» **WHAT IS NEEDED**
Every record must be repeated exactly; omit any pictures they contain.

^^^^^^^^^^^^^^^^

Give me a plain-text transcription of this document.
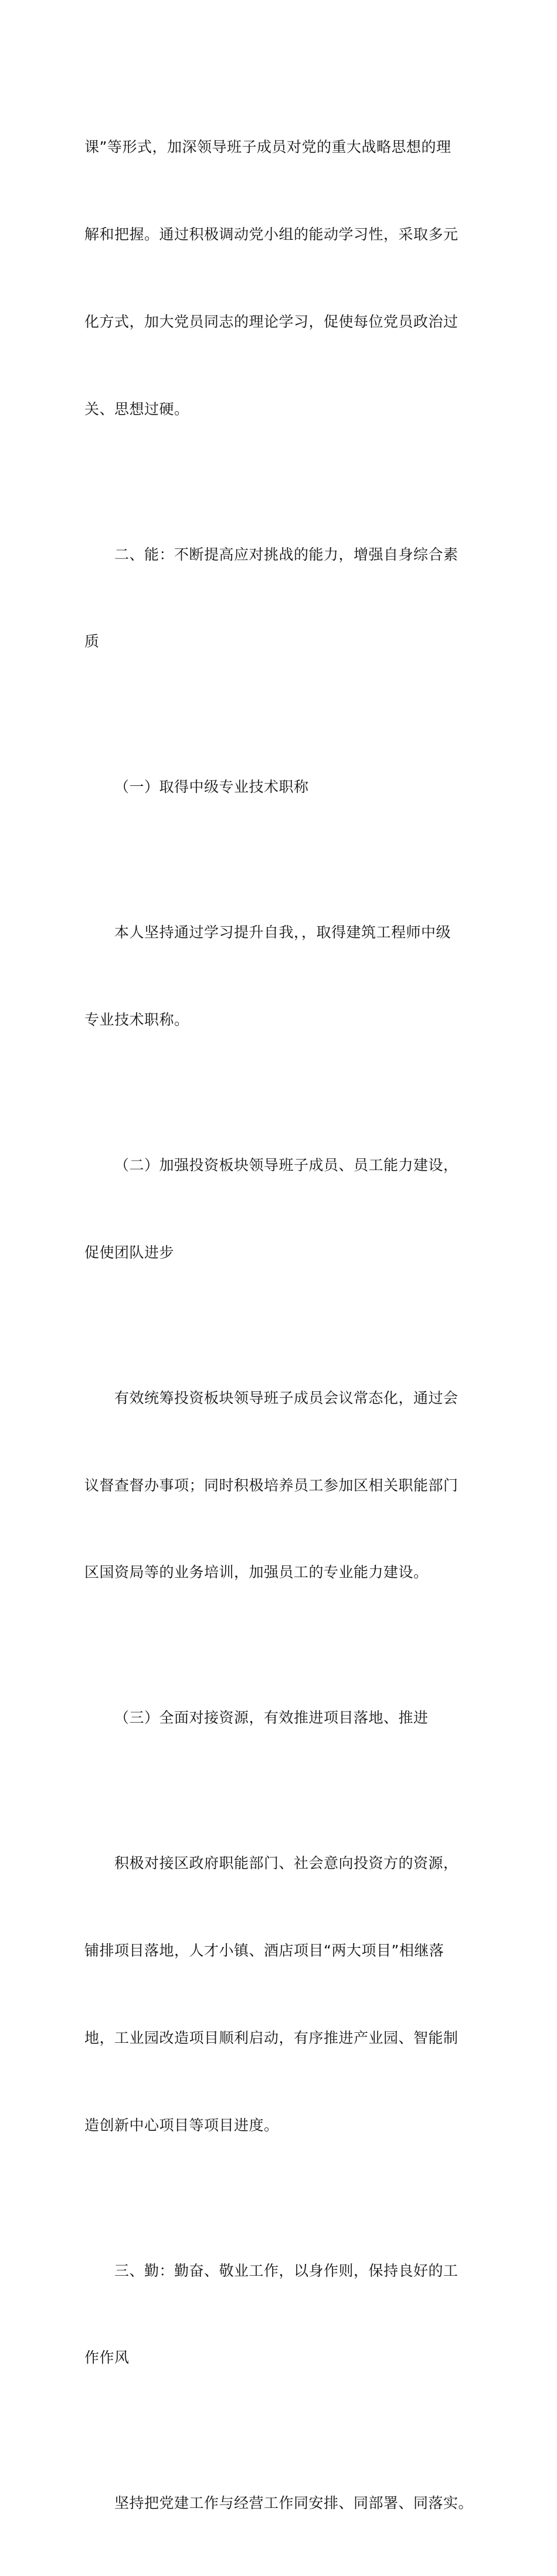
课”等形式，加深领导班子成员对党的重大战略思想的理

解和把握。通过积极调动党小组的能动学习性，采取多元

化方式，加大党员同志的理论学习，促使每位党员政治过

关、思想过硬。

二、能：不断提高应对挑战的能力，增强自身综合素

质

（一）取得中级专业技术职称

本人坚持通过学习提升自我，，取得建筑工程师中级

专业技术职称。

（二）加强投资板块领导班子成员、员工能力建设，

促使团队进步

有效统筹投资板块领导班子成员会议常态化，通过会

议督查督办事项；同时积极培养员工参加区相关职能部门

区国资局等的业务培训，加强员工的专业能力建设。

（三）全面对接资源，有效推进项目落地、推进

积极对接区政府职能部门、社会意向投资方的资源，

铺排项目落地，人才小镇、酒店项目“两大项目”相继落

地，工业园改造项目顺利启动，有序推进产业园、智能制

造创新中心项目等项目进度。

三、勤：勤奋、敬业工作，以身作则，保持良好的工

作作风

坚持把党建工作与经营工作同安排、同部署、同落实。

^^^^^^^^^^^^^^^^

» **EXPECTED OUTPUT**
Give me a plain-text transcription of this document.
课”等形式，加深领导班子成员对党的重大战略思想的理

解和把握。通过积极调动党小组的能动学习性，采取多元

化方式，加大党员同志的理论学习，促使每位党员政治过

关、思想过硬。

二、能：不断提高应对挑战的能力，增强自身综合素

质

（一）取得中级专业技术职称

本人坚持通过学习提升自我，，取得建筑工程师中级

专业技术职称。

（二）加强投资板块领导班子成员、员工能力建设，

促使团队进步

有效统筹投资板块领导班子成员会议常态化，通过会

议督查督办事项；同时积极培养员工参加区相关职能部门

区国资局等的业务培训，加强员工的专业能力建设。

（三）全面对接资源，有效推进项目落地、推进

积极对接区政府职能部门、社会意向投资方的资源，

铺排项目落地，人才小镇、酒店项目“两大项目”相继落

地，工业园改造项目顺利启动，有序推进产业园、智能制

造创新中心项目等项目进度。

三、勤：勤奋、敬业工作，以身作则，保持良好的工

作作风

坚持把党建工作与经营工作同安排、同部署、同落实。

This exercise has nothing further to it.